Given data:
-- -- --
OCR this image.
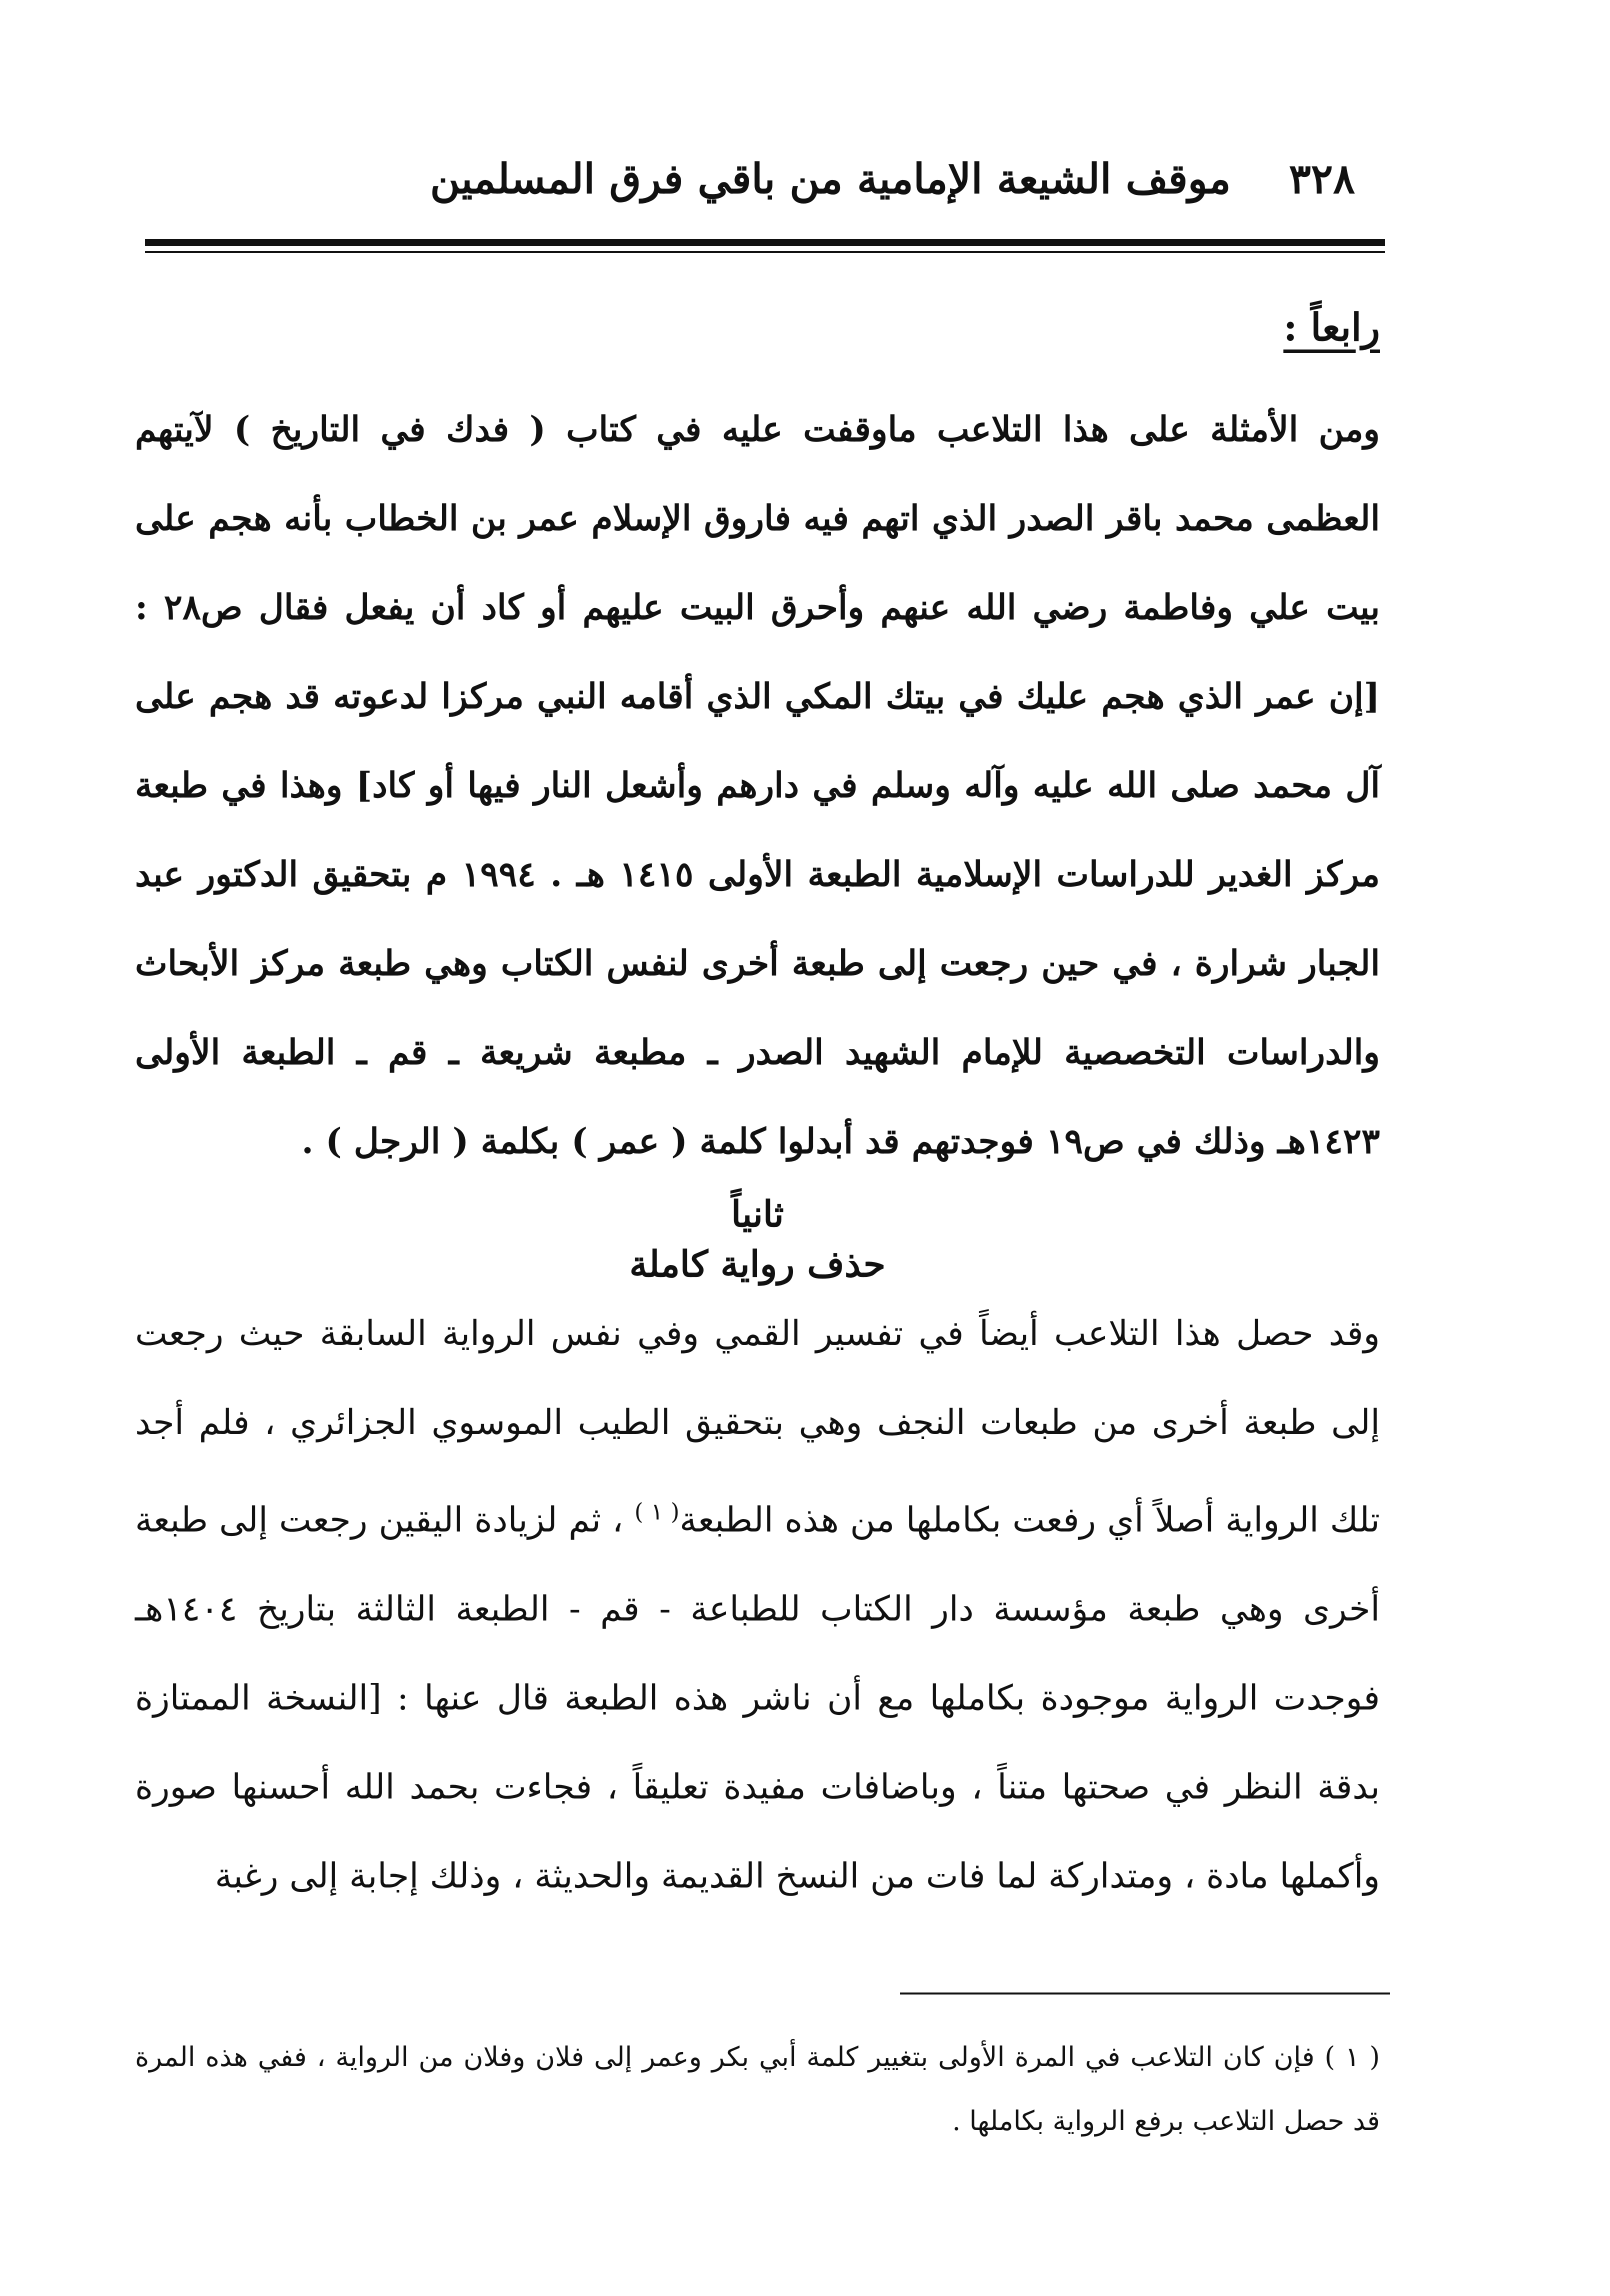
٣٢٨
موقف الشيعة الإمامية من باقي فرق المسلمين
رابعاً :

ومن الأمثلة على هذا التلاعب ماوقفت عليه في كتاب ( فدك في التاريخ ) لآيتهم العظمى محمد باقر الصدر الذي اتهم فيه فاروق الإسلام عمر بن الخطاب بأنه هجم على بيت علي وفاطمة رضي الله عنهم وأحرق البيت عليهم أو كاد أن يفعل فقال ص٢٨ : [إن عمر الذي هجم عليك في بيتك المكي الذي أقامه النبي مركزا لدعوته قد هجم على آل محمد صلى الله عليه وآله وسلم في دارهم وأشعل النار فيها أو كاد] وهذا في طبعة مركز الغدير للدراسات الإسلامية الطبعة الأولى ١٤١٥ هـ . ١٩٩٤ م بتحقيق الدكتور عبد الجبار شرارة ، في حين رجعت إلى طبعة أخرى لنفس الكتاب وهي طبعة مركز الأبحاث والدراسات التخصصية للإمام الشهيد الصدر ـ مطبعة شريعة ـ قم ـ الطبعة الأولى ١٤٢٣هـ وذلك في ص١٩ فوجدتهم قد أبدلوا كلمة ( عمر ) بكلمة ( الرجل ) .

ثانياً

حذف رواية كاملة

وقد حصل هذا التلاعب أيضاً في تفسير القمي وفي نفس الرواية السابقة حيث رجعت إلى طبعة أخرى من طبعات النجف وهي بتحقيق الطيب الموسوي الجزائري ، فلم أجد تلك الرواية أصلاً أي رفعت بكاملها من هذه الطبعة$^{( ١ )}$ ، ثم لزيادة اليقين رجعت إلى طبعة أخرى وهي طبعة مؤسسة دار الكتاب للطباعة - قم - الطبعة الثالثة بتاريخ ١٤٠٤هـ فوجدت الرواية موجودة بكاملها مع أن ناشر هذه الطبعة قال عنها : [النسخة الممتازة بدقة النظر في صحتها متناً ، وباضافات مفيدة تعليقاً ، فجاءت بحمد الله أحسنها صورة وأكملها مادة ، ومتداركة لما فات من النسخ القديمة والحديثة ، وذلك إجابة إلى رغبة

( ١ ) فإن كان التلاعب في المرة الأولى بتغيير كلمة أبي بكر وعمر إلى فلان وفلان من الرواية ، ففي هذه المرة قد حصل التلاعب برفع الرواية بكاملها .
-- -- --
What is asked:
Copy each line of the data that contains the word "أخرى".

Output:
ومن الأمثلة على هذا التلاعب ماوقفت عليه في كتاب ( فدك في التاريخ ) لآيتهم العظمى محمد باقر الصدر الذي اتهم فيه فاروق الإسلام عمر بن الخطاب بأنه هجم على بيت علي وفاطمة رضي الله عنهم وأحرق البيت عليهم أو كاد أن يفعل فقال ص٢٨ : [إن عمر الذي هجم عليك في بيتك المكي الذي أقامه النبي مركزا لدعوته قد هجم على آل محمد صلى الله عليه وآله وسلم في دارهم وأشعل النار فيها أو كاد] وهذا في طبعة مركز الغدير للدراسات الإسلامية الطبعة الأولى ١٤١٥ هـ . ١٩٩٤ م بتحقيق الدكتور عبد الجبار شرارة ، في حين رجعت إلى طبعة أخرى لنفس الكتاب وهي طبعة مركز الأبحاث والدراسات التخصصية للإمام الشهيد الصدر ـ مطبعة شريعة ـ قم ـ الطبعة الأولى ١٤٢٣هـ وذلك في ص١٩ فوجدتهم قد أبدلوا كلمة ( عمر ) بكلمة ( الرجل ) .
وقد حصل هذا التلاعب أيضاً في تفسير القمي وفي نفس الرواية السابقة حيث رجعت إلى طبعة أخرى من طبعات النجف وهي بتحقيق الطيب الموسوي الجزائري ، فلم أجد تلك الرواية أصلاً أي رفعت بكاملها من هذه الطبعة$^{( ١ )}$ ، ثم لزيادة اليقين رجعت إلى طبعة أخرى وهي طبعة مؤسسة دار الكتاب للطباعة - قم - الطبعة الثالثة بتاريخ ١٤٠٤هـ فوجدت الرواية موجودة بكاملها مع أن ناشر هذه الطبعة قال عنها : [النسخة الممتازة بدقة النظر في صحتها متناً ، وباضافات مفيدة تعليقاً ، فجاءت بحمد الله أحسنها صورة وأكملها مادة ، ومتداركة لما فات من النسخ القديمة والحديثة ، وذلك إجابة إلى رغبة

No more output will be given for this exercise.